Dataset excerpts
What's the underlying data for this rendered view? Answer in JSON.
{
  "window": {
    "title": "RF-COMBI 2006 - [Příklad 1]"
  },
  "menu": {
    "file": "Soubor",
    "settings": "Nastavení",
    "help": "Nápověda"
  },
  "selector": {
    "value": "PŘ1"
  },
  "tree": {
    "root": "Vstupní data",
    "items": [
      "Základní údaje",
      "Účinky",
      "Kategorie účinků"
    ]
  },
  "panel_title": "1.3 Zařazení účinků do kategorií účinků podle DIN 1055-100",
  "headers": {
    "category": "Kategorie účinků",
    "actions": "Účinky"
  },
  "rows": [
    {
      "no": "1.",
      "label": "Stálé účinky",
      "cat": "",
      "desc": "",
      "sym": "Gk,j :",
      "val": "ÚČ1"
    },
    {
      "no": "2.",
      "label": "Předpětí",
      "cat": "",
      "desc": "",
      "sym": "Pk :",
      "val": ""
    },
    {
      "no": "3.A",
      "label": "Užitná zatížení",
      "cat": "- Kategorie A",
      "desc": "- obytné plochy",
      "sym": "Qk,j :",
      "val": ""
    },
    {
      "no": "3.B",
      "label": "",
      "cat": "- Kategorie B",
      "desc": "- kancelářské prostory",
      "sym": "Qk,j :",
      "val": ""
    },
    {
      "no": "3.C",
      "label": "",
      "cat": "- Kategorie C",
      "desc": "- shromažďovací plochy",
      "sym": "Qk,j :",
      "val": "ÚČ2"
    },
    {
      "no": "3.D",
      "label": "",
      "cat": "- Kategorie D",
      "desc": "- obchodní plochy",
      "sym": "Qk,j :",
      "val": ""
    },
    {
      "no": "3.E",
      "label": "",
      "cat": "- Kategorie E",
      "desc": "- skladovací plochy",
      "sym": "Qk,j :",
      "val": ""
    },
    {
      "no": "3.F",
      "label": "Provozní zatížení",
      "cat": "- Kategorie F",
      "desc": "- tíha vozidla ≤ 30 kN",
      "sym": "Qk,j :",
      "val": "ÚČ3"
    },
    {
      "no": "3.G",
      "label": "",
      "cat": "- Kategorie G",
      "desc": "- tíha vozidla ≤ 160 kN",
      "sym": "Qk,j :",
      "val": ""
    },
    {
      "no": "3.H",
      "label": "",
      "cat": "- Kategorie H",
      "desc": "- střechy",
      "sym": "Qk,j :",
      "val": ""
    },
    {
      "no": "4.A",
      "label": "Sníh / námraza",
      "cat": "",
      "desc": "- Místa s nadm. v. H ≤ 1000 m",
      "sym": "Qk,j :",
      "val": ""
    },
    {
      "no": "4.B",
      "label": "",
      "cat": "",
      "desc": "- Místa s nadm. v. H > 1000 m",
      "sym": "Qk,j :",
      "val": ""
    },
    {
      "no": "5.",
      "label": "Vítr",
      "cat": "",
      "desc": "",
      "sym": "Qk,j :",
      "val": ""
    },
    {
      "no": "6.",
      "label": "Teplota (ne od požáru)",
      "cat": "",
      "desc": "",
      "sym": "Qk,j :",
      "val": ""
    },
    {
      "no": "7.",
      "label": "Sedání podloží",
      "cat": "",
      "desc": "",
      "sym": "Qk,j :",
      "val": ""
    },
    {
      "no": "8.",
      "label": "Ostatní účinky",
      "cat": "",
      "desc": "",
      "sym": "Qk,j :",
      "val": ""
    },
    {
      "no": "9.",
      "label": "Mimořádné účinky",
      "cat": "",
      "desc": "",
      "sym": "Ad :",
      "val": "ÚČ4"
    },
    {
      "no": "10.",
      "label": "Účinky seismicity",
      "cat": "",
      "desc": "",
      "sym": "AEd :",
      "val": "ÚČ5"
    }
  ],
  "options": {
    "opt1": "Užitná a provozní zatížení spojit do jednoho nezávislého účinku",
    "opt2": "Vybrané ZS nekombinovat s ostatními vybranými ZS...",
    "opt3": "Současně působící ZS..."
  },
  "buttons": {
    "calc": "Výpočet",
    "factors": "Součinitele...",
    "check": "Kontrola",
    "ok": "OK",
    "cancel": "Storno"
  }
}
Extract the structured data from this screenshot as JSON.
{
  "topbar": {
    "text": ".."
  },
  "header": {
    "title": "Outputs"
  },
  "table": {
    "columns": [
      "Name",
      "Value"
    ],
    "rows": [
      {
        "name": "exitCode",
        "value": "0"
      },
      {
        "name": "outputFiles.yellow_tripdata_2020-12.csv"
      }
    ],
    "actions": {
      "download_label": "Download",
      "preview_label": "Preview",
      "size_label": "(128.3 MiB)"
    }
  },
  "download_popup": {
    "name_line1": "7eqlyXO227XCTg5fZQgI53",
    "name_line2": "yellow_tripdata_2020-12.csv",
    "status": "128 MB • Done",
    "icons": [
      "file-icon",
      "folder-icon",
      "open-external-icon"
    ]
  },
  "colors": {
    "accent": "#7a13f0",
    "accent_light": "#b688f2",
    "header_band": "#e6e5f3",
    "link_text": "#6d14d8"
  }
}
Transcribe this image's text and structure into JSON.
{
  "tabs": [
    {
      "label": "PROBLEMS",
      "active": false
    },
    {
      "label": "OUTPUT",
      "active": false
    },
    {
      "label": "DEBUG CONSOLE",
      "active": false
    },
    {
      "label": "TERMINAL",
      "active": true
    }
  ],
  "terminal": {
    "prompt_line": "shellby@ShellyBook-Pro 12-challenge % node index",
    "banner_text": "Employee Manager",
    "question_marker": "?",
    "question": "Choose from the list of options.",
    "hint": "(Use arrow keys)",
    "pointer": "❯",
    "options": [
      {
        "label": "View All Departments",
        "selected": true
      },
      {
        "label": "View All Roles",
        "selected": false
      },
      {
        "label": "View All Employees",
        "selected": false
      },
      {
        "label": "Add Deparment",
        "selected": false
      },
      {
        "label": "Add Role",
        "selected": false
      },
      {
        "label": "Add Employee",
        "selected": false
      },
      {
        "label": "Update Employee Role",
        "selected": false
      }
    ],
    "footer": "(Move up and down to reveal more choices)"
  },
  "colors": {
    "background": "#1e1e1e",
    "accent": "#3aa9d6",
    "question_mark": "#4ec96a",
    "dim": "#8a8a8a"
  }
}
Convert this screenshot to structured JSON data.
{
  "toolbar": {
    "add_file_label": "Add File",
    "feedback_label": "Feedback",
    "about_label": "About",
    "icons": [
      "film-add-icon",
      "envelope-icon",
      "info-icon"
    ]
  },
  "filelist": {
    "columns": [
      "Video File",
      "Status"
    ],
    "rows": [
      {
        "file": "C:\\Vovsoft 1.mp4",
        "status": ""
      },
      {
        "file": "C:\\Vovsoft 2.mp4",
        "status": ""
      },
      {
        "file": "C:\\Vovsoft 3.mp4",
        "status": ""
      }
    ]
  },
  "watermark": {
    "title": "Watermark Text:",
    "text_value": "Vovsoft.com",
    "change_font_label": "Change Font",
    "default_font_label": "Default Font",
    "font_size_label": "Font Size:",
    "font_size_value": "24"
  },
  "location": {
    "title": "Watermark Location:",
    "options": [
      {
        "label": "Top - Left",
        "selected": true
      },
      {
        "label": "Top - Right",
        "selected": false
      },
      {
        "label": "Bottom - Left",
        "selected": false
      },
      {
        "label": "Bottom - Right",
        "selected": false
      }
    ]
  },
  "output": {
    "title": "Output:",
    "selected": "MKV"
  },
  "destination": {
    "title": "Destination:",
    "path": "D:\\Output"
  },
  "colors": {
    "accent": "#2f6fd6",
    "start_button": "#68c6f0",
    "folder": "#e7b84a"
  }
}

EXERCISE DESCRIPTION: Write the whole listing out again. Keep every line exactly as it is.

ANSWER TO THIS EXERCISE:
What's the underlying data for this rendered view? Answer in JSON.
{
  "window": {
    "title": "RF-COMBI 2006 - [Příklad 1]"
  },
  "menu": {
    "file": "Soubor",
    "settings": "Nastavení",
    "help": "Nápověda"
  },
  "selector": {
    "value": "PŘ1"
  },
  "tree": {
    "root": "Vstupní data",
    "items": [
      "Základní údaje",
      "Účinky",
      "Kategorie účinků"
    ]
  },
  "panel_title": "1.3 Zařazení účinků do kategorií účinků podle DIN 1055-100",
  "headers": {
    "category": "Kategorie účinků",
    "actions": "Účinky"
  },
  "rows": [
    {
      "no": "1.",
      "label": "Stálé účinky",
      "cat": "",
      "desc": "",
      "sym": "Gk,j :",
      "val": "ÚČ1"
    },
    {
      "no": "2.",
      "label": "Předpětí",
      "cat": "",
      "desc": "",
      "sym": "Pk :",
      "val": ""
    },
    {
      "no": "3.A",
      "label": "Užitná zatížení",
      "cat": "- Kategorie A",
      "desc": "- obytné plochy",
      "sym": "Qk,j :",
      "val": ""
    },
    {
      "no": "3.B",
      "label": "",
      "cat": "- Kategorie B",
      "desc": "- kancelářské prostory",
      "sym": "Qk,j :",
      "val": ""
    },
    {
      "no": "3.C",
      "label": "",
      "cat": "- Kategorie C",
      "desc": "- shromažďovací plochy",
      "sym": "Qk,j :",
      "val": "ÚČ2"
    },
    {
      "no": "3.D",
      "label": "",
      "cat": "- Kategorie D",
      "desc": "- obchodní plochy",
      "sym": "Qk,j :",
      "val": ""
    },
    {
      "no": "3.E",
      "label": "",
      "cat": "- Kategorie E",
      "desc": "- skladovací plochy",
      "sym": "Qk,j :",
      "val": ""
    },
    {
      "no": "3.F",
      "label": "Provozní zatížení",
      "cat": "- Kategorie F",
      "desc": "- tíha vozidla ≤ 30 kN",
      "sym": "Qk,j :",
      "val": "ÚČ3"
    },
    {
      "no": "3.G",
      "label": "",
      "cat": "- Kategorie G",
      "desc": "- tíha vozidla ≤ 160 kN",
      "sym": "Qk,j :",
      "val": ""
    },
    {
      "no": "3.H",
      "label": "",
      "cat": "- Kategorie H",
      "desc": "- střechy",
      "sym": "Qk,j :",
      "val": ""
    },
    {
      "no": "4.A",
      "label": "Sníh / námraza",
      "cat": "",
      "desc": "- Místa s nadm. v. H ≤ 1000 m",
      "sym": "Qk,j :",
      "val": ""
    },
    {
      "no": "4.B",
      "label": "",
      "cat": "",
      "desc": "- Místa s nadm. v. H > 1000 m",
      "sym": "Qk,j :",
      "val": ""
    },
    {
      "no": "5.",
      "label": "Vítr",
      "cat": "",
      "desc": "",
      "sym": "Qk,j :",
      "val": ""
    },
    {
      "no": "6.",
      "label": "Teplota (ne od požáru)",
      "cat": "",
      "desc": "",
      "sym": "Qk,j :",
      "val": ""
    },
    {
      "no": "7.",
      "label": "Sedání podloží",
      "cat": "",
      "desc": "",
      "sym": "Qk,j :",
      "val": ""
    },
    {
      "no": "8.",
      "label": "Ostatní účinky",
      "cat": "",
      "desc": "",
      "sym": "Qk,j :",
      "val": ""
    },
    {
      "no": "9.",
      "label": "Mimořádné účinky",
      "cat": "",
      "desc": "",
      "sym": "Ad :",
      "val": "ÚČ4"
    },
    {
      "no": "10.",
      "label": "Účinky seismicity",
      "cat": "",
      "desc": "",
      "sym": "AEd :",
      "val": "ÚČ5"
    }
  ],
  "options": {
    "opt1": "Užitná a provozní zatížení spojit do jednoho nezávislého účinku",
    "opt2": "Vybrané ZS nekombinovat s ostatními vybranými ZS...",
    "opt3": "Současně působící ZS..."
  },
  "buttons": {
    "calc": "Výpočet",
    "factors": "Součinitele...",
    "check": "Kontrola",
    "ok": "OK",
    "cancel": "Storno"
  }
}
Extract the structured data from this screenshot as JSON.
{
  "topbar": {
    "text": ".."
  },
  "header": {
    "title": "Outputs"
  },
  "table": {
    "columns": [
      "Name",
      "Value"
    ],
    "rows": [
      {
        "name": "exitCode",
        "value": "0"
      },
      {
        "name": "outputFiles.yellow_tripdata_2020-12.csv"
      }
    ],
    "actions": {
      "download_label": "Download",
      "preview_label": "Preview",
      "size_label": "(128.3 MiB)"
    }
  },
  "download_popup": {
    "name_line1": "7eqlyXO227XCTg5fZQgI53",
    "name_line2": "yellow_tripdata_2020-12.csv",
    "status": "128 MB • Done",
    "icons": [
      "file-icon",
      "folder-icon",
      "open-external-icon"
    ]
  },
  "colors": {
    "accent": "#7a13f0",
    "accent_light": "#b688f2",
    "header_band": "#e6e5f3",
    "link_text": "#6d14d8"
  }
}
Transcribe this image's text and structure into JSON.
{
  "tabs": [
    {
      "label": "PROBLEMS",
      "active": false
    },
    {
      "label": "OUTPUT",
      "active": false
    },
    {
      "label": "DEBUG CONSOLE",
      "active": false
    },
    {
      "label": "TERMINAL",
      "active": true
    }
  ],
  "terminal": {
    "prompt_line": "shellby@ShellyBook-Pro 12-challenge % node index",
    "banner_text": "Employee Manager",
    "question_marker": "?",
    "question": "Choose from the list of options.",
    "hint": "(Use arrow keys)",
    "pointer": "❯",
    "options": [
      {
        "label": "View All Departments",
        "selected": true
      },
      {
        "label": "View All Roles",
        "selected": false
      },
      {
        "label": "View All Employees",
        "selected": false
      },
      {
        "label": "Add Deparment",
        "selected": false
      },
      {
        "label": "Add Role",
        "selected": false
      },
      {
        "label": "Add Employee",
        "selected": false
      },
      {
        "label": "Update Employee Role",
        "selected": false
      }
    ],
    "footer": "(Move up and down to reveal more choices)"
  },
  "colors": {
    "background": "#1e1e1e",
    "accent": "#3aa9d6",
    "question_mark": "#4ec96a",
    "dim": "#8a8a8a"
  }
}
Convert this screenshot to structured JSON data.
{
  "toolbar": {
    "add_file_label": "Add File",
    "feedback_label": "Feedback",
    "about_label": "About",
    "icons": [
      "film-add-icon",
      "envelope-icon",
      "info-icon"
    ]
  },
  "filelist": {
    "columns": [
      "Video File",
      "Status"
    ],
    "rows": [
      {
        "file": "C:\\Vovsoft 1.mp4",
        "status": ""
      },
      {
        "file": "C:\\Vovsoft 2.mp4",
        "status": ""
      },
      {
        "file": "C:\\Vovsoft 3.mp4",
        "status": ""
      }
    ]
  },
  "watermark": {
    "title": "Watermark Text:",
    "text_value": "Vovsoft.com",
    "change_font_label": "Change Font",
    "default_font_label": "Default Font",
    "font_size_label": "Font Size:",
    "font_size_value": "24"
  },
  "location": {
    "title": "Watermark Location:",
    "options": [
      {
        "label": "Top - Left",
        "selected": true
      },
      {
        "label": "Top - Right",
        "selected": false
      },
      {
        "label": "Bottom - Left",
        "selected": false
      },
      {
        "label": "Bottom - Right",
        "selected": false
      }
    ]
  },
  "output": {
    "title": "Output:",
    "selected": "MKV"
  },
  "destination": {
    "title": "Destination:",
    "path": "D:\\Output"
  },
  "colors": {
    "accent": "#2f6fd6",
    "start_button": "#68c6f0",
    "folder": "#e7b84a"
  }
}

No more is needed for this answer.